[PROVIDED RECORDS]:
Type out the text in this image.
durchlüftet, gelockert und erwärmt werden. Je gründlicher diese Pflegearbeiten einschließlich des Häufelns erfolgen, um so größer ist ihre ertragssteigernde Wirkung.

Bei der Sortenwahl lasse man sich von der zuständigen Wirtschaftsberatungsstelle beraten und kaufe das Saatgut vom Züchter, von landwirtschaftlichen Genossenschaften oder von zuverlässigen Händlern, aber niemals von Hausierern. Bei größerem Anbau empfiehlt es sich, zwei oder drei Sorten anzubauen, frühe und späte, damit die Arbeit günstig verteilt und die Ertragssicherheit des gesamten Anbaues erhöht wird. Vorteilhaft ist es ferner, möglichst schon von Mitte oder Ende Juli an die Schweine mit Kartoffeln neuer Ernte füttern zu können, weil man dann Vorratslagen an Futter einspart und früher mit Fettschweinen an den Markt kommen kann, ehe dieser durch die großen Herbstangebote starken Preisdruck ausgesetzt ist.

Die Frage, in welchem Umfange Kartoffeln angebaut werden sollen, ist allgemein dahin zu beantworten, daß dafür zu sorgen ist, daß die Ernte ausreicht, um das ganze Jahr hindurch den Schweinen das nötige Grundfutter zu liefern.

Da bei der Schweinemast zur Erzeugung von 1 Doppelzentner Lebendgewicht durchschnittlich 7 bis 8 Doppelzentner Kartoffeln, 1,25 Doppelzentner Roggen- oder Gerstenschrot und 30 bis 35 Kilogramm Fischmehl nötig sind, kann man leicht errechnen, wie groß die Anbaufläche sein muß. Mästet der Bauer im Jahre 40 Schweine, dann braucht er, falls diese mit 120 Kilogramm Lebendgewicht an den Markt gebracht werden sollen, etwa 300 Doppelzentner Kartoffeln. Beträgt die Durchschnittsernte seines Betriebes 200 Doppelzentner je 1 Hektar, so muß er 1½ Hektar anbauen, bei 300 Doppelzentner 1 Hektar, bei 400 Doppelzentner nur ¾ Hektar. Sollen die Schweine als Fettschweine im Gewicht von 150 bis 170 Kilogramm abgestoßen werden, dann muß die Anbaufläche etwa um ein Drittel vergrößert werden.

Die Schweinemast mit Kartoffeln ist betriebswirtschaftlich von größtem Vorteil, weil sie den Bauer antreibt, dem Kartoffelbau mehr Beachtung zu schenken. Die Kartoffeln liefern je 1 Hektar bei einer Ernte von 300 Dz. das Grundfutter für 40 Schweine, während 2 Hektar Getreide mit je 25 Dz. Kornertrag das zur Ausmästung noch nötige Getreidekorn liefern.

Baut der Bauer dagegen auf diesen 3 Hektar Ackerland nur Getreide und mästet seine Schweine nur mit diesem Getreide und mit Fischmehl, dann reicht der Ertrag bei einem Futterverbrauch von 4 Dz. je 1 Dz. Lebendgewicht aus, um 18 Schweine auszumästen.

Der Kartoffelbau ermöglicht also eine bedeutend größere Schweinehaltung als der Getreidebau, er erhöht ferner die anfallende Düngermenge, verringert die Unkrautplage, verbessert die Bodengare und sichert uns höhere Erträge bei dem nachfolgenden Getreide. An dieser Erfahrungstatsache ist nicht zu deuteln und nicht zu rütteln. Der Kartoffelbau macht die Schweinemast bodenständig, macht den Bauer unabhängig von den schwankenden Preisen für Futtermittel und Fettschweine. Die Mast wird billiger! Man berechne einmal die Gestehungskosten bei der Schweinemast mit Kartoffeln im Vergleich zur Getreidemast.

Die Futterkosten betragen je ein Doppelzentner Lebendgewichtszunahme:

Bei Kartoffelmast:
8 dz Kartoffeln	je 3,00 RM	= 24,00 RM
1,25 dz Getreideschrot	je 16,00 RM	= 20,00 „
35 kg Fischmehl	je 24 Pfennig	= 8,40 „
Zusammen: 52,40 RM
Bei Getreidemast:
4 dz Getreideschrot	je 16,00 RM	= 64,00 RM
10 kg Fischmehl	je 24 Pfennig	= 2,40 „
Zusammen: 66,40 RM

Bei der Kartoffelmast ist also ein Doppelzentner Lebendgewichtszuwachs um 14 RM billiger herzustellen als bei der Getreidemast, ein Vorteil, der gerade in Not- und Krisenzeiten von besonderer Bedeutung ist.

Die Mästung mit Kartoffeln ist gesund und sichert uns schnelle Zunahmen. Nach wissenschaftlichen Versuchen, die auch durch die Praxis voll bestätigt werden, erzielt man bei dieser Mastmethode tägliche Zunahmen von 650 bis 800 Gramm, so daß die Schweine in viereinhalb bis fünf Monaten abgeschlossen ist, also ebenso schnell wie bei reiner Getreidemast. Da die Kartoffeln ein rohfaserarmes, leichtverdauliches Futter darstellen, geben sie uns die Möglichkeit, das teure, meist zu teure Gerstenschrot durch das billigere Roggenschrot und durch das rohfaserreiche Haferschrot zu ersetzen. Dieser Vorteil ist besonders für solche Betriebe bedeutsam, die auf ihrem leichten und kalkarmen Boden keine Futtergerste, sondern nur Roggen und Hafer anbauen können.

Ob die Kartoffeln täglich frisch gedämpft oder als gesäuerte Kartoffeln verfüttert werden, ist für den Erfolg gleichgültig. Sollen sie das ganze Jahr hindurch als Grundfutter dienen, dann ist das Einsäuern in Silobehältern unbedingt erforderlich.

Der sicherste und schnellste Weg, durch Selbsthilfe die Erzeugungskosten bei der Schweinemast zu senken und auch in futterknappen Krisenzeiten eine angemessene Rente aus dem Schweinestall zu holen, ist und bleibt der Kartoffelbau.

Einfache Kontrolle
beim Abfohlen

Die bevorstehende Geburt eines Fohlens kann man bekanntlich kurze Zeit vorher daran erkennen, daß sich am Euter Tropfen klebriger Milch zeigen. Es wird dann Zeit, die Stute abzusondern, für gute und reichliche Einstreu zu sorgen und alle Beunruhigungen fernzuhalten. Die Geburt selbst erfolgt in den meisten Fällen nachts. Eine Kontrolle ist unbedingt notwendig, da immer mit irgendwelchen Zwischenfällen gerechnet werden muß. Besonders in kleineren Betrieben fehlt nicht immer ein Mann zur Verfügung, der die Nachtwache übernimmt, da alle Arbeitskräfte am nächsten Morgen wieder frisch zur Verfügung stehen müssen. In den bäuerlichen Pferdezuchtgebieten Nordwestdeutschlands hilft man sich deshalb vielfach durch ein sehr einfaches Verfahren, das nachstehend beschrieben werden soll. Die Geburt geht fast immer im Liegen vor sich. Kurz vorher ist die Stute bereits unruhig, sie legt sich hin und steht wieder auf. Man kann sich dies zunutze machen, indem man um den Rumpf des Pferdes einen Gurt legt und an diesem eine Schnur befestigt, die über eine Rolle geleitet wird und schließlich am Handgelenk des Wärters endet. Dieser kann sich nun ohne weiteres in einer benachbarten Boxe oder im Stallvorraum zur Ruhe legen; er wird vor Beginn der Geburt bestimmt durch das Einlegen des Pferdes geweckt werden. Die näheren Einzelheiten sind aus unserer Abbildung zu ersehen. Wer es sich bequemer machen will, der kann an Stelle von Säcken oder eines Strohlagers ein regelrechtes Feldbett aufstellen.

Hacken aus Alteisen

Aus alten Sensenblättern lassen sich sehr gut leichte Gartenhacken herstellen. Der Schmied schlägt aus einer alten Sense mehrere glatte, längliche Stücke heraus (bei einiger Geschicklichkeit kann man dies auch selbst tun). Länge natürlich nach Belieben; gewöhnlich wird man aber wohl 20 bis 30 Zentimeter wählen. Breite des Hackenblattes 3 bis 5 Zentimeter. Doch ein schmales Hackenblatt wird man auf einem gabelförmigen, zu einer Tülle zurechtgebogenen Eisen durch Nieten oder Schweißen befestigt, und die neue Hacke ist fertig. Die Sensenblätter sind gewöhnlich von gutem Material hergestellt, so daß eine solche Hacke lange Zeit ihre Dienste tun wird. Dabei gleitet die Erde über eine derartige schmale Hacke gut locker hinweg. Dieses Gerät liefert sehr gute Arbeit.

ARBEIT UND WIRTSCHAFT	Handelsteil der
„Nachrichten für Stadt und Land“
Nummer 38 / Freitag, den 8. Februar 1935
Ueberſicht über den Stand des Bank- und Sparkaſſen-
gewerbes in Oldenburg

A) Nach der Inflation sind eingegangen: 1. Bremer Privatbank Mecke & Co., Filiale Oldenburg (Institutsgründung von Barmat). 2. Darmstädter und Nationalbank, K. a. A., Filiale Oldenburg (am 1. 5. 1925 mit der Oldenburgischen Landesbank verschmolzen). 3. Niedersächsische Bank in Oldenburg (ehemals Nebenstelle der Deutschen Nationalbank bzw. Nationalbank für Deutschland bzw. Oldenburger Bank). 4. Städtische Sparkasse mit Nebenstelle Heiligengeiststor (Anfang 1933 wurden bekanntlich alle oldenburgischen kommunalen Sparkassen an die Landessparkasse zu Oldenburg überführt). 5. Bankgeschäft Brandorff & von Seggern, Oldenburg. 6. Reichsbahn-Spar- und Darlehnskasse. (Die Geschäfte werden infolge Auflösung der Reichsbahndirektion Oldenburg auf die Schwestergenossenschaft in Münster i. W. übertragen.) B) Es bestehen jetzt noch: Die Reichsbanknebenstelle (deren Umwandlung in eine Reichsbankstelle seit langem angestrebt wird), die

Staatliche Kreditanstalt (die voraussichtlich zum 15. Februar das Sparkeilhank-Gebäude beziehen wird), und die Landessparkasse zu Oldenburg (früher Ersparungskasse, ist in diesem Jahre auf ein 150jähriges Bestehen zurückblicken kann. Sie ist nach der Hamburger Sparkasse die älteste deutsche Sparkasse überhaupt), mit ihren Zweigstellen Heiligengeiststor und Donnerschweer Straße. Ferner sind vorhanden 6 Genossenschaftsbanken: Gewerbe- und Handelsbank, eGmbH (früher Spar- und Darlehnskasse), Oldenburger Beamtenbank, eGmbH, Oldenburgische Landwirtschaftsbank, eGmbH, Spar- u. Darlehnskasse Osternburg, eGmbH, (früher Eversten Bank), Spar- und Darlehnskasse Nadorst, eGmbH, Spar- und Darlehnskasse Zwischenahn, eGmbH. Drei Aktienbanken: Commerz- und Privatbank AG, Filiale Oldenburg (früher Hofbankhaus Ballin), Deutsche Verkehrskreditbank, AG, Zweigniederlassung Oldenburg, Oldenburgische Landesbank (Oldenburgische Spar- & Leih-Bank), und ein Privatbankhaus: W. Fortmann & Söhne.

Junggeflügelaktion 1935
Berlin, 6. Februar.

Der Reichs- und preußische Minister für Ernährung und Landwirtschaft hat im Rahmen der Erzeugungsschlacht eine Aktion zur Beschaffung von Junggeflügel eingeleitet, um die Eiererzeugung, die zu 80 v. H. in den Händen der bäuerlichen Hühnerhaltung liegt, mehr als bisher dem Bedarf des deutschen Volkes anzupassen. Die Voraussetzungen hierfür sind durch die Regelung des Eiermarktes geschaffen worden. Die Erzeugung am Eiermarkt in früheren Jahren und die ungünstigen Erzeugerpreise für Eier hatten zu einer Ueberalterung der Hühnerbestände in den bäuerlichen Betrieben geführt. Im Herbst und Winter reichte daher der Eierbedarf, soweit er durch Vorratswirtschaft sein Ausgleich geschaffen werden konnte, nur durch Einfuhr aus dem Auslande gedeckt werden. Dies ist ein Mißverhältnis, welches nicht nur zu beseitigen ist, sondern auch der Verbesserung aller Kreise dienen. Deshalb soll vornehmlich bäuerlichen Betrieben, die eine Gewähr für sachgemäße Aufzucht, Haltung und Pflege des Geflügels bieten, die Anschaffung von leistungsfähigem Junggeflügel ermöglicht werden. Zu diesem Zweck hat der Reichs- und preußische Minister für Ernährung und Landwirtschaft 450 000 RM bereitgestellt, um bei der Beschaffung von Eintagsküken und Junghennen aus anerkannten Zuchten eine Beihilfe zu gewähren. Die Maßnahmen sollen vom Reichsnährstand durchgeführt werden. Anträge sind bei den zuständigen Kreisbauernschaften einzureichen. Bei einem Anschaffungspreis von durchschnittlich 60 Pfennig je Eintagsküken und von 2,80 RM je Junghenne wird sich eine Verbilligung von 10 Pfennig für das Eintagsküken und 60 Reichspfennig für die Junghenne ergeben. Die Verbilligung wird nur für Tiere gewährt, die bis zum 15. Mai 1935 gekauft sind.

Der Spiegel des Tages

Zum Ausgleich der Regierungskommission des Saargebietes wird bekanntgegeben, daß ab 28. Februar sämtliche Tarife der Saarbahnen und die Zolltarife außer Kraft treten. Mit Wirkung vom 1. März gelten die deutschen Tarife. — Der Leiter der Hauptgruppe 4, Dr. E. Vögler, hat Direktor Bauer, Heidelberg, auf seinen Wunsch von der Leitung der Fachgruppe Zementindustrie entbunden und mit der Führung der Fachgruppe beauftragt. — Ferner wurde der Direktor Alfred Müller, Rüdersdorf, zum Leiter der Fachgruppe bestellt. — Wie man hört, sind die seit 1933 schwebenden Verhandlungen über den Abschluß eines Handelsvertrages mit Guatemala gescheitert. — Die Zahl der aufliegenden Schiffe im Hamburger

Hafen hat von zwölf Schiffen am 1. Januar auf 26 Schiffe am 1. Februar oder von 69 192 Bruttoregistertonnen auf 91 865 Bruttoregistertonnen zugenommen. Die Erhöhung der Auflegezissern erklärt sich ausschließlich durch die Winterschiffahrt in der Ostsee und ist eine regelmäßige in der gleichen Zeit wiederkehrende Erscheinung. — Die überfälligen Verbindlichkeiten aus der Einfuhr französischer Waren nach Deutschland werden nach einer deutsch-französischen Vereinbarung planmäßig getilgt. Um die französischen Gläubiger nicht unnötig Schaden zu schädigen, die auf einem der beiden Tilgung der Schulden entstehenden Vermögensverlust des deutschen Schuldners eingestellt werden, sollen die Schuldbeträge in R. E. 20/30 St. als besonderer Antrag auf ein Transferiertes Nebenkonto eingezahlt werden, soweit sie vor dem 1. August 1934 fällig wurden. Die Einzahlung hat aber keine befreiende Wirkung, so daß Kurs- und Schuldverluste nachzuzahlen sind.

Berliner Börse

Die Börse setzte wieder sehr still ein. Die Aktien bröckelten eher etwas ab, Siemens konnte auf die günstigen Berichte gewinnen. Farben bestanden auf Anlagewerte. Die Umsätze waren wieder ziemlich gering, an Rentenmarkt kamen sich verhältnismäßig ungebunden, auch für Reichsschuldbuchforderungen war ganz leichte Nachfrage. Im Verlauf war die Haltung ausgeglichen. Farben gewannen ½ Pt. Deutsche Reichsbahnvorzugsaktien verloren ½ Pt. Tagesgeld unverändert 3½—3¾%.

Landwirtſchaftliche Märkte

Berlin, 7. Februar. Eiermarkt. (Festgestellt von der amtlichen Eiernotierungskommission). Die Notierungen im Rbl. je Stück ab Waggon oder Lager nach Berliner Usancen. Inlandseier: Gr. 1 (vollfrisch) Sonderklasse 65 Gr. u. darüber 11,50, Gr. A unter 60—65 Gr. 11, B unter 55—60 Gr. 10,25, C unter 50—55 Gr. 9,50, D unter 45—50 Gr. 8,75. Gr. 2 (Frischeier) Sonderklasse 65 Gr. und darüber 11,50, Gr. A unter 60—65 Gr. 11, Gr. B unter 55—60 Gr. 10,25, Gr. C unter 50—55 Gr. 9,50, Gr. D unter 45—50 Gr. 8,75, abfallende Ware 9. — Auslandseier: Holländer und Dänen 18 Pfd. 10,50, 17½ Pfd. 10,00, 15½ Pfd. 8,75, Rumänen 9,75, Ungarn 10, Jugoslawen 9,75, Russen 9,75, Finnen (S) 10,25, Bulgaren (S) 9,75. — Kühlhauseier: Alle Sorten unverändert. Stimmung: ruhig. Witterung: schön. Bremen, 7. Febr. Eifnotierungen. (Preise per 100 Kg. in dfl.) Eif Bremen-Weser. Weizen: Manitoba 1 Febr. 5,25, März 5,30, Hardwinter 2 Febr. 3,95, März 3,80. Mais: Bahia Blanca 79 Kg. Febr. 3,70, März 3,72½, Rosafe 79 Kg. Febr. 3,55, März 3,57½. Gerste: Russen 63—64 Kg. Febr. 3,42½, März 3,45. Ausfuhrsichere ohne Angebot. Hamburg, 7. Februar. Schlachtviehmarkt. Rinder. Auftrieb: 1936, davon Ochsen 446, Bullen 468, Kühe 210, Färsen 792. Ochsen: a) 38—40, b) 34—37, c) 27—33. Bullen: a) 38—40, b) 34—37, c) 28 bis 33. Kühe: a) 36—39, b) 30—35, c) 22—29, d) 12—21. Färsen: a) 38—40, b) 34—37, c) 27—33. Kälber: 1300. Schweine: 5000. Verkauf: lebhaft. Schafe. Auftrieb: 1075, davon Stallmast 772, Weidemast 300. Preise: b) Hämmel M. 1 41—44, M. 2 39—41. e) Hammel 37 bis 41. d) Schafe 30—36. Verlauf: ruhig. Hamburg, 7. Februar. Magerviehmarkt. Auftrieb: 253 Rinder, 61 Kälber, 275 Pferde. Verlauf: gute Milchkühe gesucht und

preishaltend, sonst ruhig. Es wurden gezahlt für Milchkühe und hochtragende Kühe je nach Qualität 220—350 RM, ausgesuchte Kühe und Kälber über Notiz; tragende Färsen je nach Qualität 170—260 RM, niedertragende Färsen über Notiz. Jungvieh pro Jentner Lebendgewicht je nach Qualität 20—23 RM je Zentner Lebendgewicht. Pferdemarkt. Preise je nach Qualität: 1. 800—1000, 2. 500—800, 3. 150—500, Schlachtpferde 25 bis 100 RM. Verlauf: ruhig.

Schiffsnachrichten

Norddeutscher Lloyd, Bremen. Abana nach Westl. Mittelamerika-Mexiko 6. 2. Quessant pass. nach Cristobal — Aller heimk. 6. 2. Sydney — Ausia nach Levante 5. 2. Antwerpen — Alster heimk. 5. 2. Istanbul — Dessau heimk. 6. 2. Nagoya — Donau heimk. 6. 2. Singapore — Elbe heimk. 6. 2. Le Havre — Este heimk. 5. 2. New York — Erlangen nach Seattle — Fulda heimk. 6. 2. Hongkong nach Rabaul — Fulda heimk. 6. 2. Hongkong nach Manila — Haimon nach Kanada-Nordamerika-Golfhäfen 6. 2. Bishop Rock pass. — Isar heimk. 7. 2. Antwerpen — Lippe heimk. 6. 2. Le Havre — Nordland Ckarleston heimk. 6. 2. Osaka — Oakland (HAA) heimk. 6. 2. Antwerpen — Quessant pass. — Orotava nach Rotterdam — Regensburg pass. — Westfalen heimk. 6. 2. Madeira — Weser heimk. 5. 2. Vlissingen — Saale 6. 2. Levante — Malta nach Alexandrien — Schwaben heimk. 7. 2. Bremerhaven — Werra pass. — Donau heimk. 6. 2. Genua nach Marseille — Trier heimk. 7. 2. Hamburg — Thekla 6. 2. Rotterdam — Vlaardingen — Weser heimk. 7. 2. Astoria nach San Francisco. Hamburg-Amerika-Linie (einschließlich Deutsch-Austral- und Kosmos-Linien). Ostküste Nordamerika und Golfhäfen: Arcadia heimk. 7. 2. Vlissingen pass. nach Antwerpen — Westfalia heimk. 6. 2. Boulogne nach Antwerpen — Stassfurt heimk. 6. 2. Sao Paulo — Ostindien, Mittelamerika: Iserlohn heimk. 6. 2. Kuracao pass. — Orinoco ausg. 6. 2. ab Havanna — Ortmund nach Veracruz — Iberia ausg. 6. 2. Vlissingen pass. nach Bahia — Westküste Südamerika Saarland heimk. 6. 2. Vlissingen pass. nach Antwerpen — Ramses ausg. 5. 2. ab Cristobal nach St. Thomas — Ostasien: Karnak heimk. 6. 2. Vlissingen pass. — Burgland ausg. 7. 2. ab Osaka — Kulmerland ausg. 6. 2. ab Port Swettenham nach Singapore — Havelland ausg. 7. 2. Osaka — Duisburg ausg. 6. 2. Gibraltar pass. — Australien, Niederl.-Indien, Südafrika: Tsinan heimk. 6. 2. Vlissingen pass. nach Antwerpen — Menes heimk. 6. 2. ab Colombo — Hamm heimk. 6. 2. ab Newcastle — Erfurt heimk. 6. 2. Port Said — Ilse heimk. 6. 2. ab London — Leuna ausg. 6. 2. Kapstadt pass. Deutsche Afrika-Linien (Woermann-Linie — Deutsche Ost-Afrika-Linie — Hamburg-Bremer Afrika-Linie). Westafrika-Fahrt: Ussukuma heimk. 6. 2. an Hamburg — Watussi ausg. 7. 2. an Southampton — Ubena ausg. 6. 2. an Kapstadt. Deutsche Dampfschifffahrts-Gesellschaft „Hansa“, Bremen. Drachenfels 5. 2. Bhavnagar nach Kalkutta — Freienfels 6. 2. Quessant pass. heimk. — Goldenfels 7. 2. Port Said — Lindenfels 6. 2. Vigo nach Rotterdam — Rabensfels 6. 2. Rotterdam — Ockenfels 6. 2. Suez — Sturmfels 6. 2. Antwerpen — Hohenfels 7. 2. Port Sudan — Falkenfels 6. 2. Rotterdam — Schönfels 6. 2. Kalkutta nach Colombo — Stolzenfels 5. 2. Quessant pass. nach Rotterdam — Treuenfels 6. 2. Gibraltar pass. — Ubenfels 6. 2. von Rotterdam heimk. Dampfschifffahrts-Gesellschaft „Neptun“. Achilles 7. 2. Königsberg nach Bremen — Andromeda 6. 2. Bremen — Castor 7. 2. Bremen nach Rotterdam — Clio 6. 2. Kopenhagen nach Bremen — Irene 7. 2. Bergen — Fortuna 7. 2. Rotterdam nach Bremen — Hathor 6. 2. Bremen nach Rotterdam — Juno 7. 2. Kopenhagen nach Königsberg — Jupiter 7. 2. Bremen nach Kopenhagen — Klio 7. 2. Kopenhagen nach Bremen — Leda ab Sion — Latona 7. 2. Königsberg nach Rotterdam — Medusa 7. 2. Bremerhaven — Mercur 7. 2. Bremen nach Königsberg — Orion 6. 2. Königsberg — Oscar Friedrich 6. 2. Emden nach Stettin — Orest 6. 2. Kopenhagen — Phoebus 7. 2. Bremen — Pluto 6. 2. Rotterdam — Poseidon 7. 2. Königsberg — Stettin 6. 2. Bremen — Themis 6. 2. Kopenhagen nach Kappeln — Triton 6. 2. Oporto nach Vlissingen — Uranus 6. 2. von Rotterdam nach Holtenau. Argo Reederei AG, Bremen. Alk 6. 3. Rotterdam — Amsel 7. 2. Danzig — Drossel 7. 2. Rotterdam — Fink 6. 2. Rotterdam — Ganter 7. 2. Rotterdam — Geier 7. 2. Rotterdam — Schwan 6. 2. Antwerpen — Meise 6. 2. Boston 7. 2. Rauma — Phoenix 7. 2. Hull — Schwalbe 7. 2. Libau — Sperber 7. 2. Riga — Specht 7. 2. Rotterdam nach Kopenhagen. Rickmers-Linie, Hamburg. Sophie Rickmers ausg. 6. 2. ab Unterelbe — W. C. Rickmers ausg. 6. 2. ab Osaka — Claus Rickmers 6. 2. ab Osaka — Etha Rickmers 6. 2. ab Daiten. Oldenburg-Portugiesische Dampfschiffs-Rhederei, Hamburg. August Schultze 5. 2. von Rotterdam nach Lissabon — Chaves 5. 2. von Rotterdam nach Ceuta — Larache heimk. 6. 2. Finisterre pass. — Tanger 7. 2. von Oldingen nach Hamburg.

[TASK DETAILS]:
Report, with a number and no other words, how many lines of the listing contain "Getreideschrot".

[REPLY TO THE TASK]:
2